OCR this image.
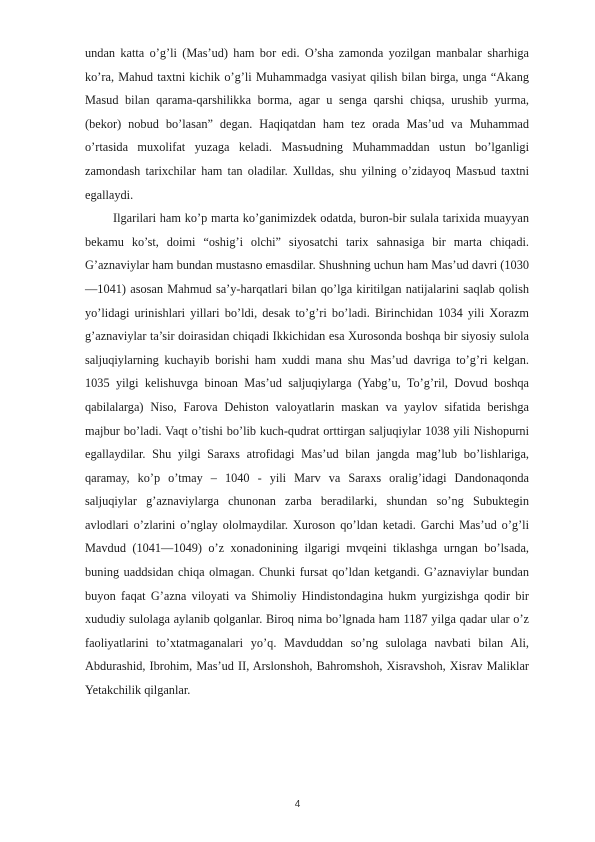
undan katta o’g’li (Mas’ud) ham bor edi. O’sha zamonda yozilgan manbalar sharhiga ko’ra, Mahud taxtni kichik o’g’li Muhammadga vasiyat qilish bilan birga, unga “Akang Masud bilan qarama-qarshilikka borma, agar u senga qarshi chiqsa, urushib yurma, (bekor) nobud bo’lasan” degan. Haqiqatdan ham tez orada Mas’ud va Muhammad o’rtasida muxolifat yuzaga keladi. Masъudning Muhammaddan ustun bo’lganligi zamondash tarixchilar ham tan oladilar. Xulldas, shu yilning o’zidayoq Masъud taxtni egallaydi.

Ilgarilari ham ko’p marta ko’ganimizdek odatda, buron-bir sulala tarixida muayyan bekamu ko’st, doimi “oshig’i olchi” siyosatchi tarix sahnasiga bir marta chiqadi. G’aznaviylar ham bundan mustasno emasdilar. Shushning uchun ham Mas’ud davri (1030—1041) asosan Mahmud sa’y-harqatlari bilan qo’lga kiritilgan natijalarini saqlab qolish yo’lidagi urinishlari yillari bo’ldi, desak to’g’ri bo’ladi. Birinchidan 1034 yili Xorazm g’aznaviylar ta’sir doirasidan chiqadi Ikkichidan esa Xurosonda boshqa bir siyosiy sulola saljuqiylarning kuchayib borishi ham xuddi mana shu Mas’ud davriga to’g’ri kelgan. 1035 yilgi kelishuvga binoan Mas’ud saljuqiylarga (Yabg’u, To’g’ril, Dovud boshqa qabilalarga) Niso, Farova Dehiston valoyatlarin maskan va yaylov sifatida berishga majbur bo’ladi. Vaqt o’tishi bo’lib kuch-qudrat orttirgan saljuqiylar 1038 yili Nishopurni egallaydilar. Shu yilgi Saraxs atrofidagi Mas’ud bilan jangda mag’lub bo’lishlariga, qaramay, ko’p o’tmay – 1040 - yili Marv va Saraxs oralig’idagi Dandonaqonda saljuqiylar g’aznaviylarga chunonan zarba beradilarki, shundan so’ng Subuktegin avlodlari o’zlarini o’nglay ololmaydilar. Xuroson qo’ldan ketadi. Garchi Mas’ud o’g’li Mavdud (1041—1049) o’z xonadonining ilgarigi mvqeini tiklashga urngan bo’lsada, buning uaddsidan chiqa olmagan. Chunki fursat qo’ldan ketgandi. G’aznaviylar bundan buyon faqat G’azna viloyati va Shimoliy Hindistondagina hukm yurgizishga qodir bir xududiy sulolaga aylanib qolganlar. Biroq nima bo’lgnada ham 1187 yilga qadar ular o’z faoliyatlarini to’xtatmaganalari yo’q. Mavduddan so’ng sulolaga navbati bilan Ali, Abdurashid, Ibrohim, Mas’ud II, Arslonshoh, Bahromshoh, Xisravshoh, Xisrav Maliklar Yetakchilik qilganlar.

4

==

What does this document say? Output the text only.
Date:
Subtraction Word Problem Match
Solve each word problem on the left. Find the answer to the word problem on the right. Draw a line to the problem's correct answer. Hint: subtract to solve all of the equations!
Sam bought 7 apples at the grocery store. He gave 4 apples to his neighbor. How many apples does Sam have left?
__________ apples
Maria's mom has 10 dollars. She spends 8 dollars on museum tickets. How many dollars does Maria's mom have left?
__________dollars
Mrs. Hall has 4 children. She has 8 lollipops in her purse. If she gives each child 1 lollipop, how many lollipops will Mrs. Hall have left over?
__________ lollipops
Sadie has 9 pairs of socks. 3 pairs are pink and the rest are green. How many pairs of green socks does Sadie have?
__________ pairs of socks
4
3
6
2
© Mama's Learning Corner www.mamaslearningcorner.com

Job » Copy every line of the listing where the word "lollipops" appears.

Full solution »
Mrs. Hall has 4 children. She has 8 lollipops in her purse. If she gives each child 1 lollipop, how many lollipops will Mrs. Hall have left over?
__________ lollipops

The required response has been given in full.